→ Challenge
Present the data below as a numbered list, starting at the first line and ending at the line that contains "- surviving-plantlets-point: [182, 233, 194, 245]", and leave out any blank lines.

Listings of element regions:

__________________________________________________

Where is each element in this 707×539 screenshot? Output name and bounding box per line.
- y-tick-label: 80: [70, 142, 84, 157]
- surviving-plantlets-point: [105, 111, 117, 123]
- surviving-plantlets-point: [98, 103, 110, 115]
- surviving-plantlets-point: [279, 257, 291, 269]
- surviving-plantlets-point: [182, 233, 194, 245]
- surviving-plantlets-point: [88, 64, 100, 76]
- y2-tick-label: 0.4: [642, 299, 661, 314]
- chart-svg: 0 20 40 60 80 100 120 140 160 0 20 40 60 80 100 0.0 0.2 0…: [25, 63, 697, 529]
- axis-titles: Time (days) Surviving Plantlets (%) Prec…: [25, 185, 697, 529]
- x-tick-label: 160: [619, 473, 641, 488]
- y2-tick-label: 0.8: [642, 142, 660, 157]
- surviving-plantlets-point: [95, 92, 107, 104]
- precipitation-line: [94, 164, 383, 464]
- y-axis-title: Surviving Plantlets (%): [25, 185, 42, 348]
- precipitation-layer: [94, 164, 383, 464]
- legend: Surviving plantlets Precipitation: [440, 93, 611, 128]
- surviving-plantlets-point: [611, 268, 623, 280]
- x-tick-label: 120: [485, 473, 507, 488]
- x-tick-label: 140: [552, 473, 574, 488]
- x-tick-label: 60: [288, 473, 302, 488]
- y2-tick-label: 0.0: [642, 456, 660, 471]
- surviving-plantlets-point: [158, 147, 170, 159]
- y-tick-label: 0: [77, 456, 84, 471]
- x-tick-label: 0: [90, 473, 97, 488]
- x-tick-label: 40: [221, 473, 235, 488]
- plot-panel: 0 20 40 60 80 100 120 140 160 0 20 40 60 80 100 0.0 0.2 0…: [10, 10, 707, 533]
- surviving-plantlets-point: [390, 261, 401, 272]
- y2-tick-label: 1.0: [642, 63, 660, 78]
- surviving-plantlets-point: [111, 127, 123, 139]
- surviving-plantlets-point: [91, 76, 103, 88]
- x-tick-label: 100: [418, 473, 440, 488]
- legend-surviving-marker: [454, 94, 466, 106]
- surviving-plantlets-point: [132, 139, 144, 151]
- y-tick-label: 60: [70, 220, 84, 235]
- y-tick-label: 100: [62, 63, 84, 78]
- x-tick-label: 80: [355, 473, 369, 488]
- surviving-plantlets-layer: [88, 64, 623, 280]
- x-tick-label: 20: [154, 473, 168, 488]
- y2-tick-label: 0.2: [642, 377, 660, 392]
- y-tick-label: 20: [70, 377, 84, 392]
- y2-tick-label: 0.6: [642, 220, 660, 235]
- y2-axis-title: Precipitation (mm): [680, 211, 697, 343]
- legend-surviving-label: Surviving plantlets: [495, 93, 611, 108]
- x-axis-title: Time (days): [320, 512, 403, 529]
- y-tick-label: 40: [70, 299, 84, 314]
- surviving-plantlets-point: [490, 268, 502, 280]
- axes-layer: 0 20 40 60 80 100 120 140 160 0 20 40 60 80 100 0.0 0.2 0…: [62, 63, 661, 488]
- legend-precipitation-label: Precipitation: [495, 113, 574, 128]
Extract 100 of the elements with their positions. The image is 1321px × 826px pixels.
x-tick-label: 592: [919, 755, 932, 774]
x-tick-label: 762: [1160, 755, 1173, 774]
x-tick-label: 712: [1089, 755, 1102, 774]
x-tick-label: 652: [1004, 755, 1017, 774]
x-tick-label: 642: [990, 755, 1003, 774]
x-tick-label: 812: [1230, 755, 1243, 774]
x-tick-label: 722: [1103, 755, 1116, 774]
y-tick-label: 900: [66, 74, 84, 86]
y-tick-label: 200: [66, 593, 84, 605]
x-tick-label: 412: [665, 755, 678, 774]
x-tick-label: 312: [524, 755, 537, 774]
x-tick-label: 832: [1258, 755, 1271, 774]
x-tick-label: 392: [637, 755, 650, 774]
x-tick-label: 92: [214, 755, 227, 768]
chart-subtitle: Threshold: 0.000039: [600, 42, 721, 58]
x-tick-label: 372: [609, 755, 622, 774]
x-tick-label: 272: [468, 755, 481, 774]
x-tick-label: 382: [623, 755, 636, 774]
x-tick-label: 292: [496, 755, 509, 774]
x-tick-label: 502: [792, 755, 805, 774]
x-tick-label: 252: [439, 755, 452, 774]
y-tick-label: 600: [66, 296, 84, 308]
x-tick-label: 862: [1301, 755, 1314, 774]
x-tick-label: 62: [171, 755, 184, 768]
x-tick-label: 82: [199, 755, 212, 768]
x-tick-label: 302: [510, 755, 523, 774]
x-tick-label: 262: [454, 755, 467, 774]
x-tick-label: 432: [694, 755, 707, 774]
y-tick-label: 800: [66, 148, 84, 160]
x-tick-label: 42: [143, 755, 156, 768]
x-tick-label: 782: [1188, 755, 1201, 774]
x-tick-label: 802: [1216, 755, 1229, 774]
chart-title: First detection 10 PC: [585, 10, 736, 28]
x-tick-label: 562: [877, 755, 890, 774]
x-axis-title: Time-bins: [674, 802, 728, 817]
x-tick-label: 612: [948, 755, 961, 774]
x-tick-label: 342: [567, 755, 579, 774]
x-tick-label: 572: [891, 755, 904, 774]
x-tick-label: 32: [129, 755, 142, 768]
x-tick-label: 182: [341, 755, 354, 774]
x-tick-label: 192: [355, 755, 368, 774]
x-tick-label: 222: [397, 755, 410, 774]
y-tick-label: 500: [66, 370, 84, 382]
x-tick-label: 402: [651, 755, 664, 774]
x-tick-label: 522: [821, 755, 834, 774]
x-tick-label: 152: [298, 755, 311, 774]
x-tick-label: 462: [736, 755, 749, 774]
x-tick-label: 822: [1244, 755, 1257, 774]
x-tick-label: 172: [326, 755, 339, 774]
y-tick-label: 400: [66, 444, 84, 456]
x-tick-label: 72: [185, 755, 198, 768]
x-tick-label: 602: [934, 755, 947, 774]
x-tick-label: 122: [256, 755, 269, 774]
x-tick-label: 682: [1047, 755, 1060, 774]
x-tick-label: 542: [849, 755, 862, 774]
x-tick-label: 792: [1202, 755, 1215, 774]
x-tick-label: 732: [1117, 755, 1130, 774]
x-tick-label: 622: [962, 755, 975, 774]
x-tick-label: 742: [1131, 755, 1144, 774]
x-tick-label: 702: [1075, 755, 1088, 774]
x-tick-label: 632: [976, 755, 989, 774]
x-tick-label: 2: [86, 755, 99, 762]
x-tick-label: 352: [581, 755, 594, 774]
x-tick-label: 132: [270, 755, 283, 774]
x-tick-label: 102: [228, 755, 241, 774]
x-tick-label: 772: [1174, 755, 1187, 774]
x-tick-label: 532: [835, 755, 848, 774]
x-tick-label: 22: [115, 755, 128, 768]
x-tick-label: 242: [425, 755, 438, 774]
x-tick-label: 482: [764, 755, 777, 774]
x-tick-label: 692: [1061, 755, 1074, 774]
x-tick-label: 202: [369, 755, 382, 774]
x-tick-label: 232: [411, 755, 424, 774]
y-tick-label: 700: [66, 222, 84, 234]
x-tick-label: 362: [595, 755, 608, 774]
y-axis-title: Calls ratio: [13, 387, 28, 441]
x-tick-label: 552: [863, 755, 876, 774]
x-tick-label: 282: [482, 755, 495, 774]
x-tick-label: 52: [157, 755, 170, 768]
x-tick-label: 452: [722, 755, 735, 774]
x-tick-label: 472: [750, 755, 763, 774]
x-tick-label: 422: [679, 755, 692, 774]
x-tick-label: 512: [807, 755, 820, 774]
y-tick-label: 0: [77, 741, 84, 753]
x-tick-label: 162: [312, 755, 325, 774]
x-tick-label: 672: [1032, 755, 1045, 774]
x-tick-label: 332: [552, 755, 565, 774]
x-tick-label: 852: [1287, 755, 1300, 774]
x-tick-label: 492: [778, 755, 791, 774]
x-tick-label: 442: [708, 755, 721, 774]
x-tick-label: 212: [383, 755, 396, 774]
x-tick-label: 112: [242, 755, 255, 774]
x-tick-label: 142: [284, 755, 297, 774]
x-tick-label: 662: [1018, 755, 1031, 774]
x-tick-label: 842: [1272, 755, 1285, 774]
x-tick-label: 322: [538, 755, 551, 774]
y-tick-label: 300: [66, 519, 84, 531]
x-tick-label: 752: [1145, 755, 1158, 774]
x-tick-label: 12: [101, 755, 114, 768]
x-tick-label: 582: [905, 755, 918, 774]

__________________________________________________

→ Response
1. Where is each element in this 707×539 screenshot? Output name and bounding box per line.
2. - y-tick-label: 80: [70, 142, 84, 157]
3. - surviving-plantlets-point: [105, 111, 117, 123]
4. - surviving-plantlets-point: [98, 103, 110, 115]
5. - surviving-plantlets-point: [279, 257, 291, 269]
6. - surviving-plantlets-point: [182, 233, 194, 245]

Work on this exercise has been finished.